(GIVEN TASK)
Wherever "Chi²" appears in a line, list that line.

(Extracts from a graphics dataset)

** BEGIN **

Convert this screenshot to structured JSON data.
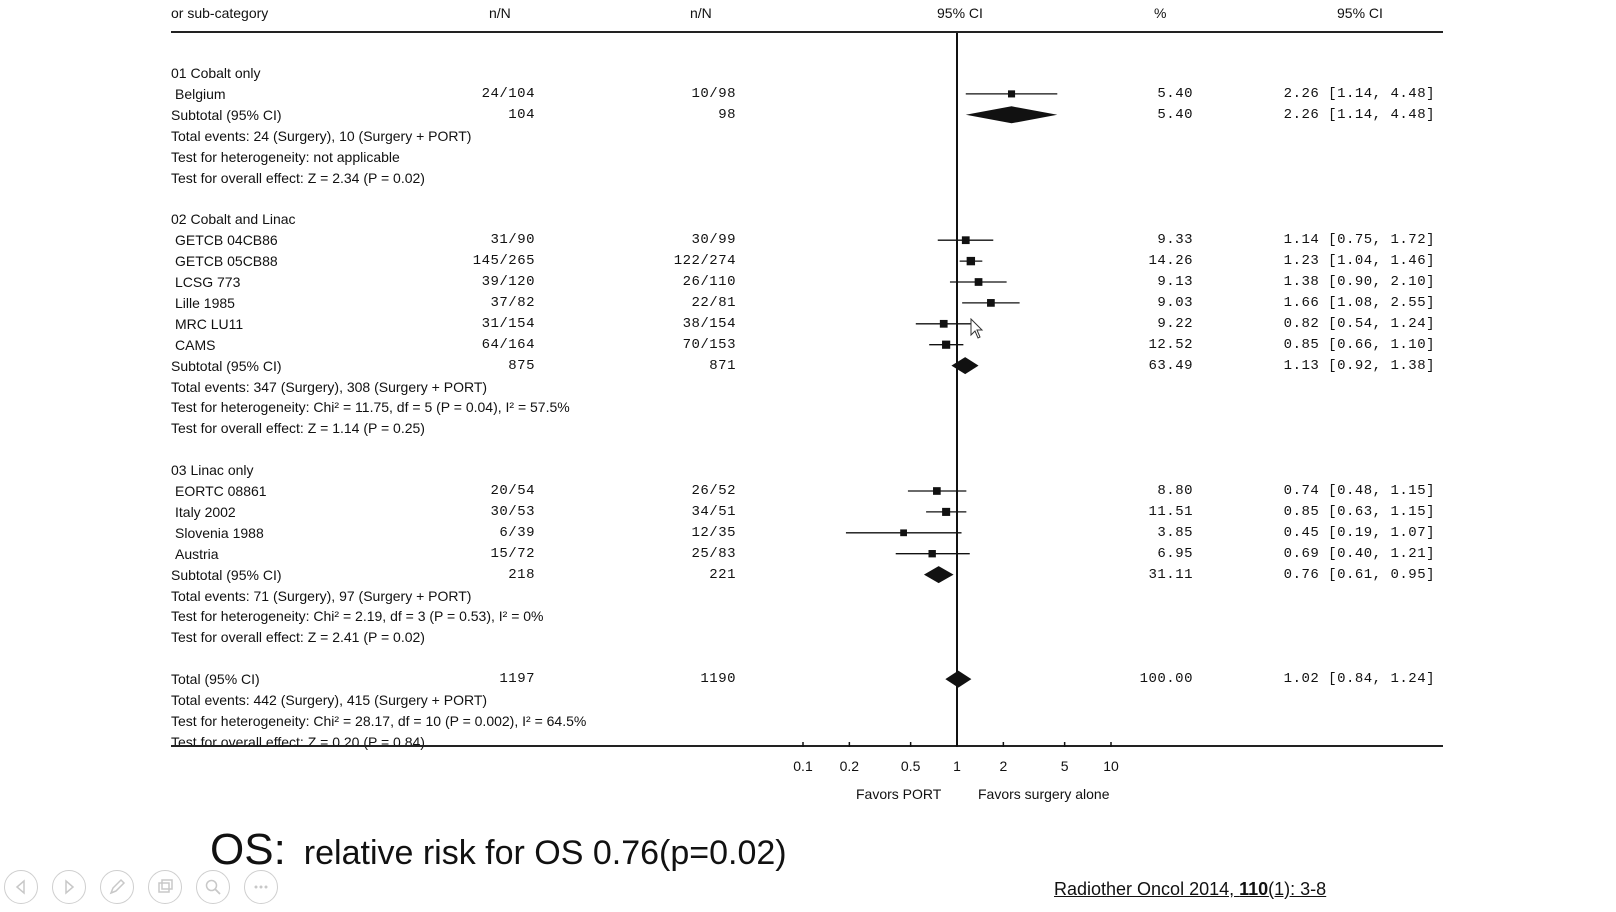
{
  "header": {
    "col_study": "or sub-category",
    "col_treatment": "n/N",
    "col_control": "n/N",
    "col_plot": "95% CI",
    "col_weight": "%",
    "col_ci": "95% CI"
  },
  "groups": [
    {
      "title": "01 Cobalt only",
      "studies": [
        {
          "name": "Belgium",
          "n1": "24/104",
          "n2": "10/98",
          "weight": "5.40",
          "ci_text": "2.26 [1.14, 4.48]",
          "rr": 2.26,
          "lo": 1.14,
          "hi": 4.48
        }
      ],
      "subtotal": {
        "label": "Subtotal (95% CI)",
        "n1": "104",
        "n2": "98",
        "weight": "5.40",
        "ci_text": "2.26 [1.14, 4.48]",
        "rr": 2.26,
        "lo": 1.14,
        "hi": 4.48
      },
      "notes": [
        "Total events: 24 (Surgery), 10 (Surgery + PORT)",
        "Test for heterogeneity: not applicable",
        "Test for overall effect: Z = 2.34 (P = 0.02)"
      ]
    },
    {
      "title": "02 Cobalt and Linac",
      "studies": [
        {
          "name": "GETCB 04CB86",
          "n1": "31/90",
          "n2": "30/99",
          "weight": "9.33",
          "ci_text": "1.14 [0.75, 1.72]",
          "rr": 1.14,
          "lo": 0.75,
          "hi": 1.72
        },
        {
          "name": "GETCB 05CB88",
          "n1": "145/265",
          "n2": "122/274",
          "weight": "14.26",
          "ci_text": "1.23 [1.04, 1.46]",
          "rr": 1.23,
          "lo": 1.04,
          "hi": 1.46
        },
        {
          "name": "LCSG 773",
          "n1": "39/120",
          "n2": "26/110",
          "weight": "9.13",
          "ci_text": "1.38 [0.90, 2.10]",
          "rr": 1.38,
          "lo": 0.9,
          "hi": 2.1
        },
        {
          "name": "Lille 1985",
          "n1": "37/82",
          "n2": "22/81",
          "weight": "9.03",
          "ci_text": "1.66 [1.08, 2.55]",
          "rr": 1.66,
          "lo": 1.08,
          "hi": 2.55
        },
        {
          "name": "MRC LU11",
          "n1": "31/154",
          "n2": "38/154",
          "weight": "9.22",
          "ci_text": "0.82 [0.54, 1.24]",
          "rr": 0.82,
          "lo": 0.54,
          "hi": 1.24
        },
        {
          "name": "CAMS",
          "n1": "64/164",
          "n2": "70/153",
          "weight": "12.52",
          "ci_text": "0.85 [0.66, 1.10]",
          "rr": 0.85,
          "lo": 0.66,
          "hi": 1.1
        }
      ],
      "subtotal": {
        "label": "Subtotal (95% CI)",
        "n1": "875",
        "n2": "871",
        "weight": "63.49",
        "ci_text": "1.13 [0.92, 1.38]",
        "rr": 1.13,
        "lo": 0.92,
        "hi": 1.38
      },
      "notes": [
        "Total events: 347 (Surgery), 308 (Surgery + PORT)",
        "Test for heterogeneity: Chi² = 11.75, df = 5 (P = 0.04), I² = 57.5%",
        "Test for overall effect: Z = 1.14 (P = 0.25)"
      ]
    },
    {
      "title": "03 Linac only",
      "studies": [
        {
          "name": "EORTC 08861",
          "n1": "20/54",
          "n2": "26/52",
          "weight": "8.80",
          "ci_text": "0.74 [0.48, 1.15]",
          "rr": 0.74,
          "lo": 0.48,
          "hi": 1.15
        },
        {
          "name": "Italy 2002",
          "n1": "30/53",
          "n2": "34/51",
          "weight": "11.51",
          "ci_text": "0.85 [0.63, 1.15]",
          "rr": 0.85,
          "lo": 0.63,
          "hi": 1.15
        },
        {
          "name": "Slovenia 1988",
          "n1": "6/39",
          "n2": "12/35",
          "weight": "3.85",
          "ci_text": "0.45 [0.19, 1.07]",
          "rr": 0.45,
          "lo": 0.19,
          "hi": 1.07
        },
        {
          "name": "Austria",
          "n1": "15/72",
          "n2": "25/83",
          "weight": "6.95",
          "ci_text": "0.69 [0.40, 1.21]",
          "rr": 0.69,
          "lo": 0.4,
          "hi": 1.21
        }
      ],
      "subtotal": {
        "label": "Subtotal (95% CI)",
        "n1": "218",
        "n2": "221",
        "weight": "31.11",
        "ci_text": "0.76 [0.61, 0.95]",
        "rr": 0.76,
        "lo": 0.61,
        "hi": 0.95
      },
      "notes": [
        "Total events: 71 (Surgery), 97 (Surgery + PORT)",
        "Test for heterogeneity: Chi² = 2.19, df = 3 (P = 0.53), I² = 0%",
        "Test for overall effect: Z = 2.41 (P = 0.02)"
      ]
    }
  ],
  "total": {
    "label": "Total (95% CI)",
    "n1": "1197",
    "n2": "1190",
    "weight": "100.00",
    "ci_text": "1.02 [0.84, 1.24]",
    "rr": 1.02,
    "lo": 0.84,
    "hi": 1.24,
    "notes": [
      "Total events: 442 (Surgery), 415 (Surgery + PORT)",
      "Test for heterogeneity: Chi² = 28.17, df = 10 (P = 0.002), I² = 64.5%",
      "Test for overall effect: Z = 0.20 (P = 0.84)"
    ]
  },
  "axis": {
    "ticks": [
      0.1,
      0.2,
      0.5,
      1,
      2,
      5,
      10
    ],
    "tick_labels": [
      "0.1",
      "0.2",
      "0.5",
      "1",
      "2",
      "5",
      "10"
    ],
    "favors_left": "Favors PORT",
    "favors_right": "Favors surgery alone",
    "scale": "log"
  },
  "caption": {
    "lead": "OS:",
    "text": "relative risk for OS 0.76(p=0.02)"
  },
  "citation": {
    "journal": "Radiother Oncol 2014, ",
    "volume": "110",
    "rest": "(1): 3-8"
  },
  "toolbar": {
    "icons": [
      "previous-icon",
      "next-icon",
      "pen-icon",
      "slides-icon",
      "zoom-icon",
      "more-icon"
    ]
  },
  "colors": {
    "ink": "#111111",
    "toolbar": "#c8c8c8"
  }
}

** END **

(ANSWER TO THIS PROBLEM)
        "Test for heterogeneity: Chi² = 11.75, df = 5 (P = 0.04), I² = 57.5%",
        "Test for heterogeneity: Chi² = 2.19, df = 3 (P = 0.53), I² = 0%",
      "Test for heterogeneity: Chi² = 28.17, df = 10 (P = 0.002), I² = 64.5%",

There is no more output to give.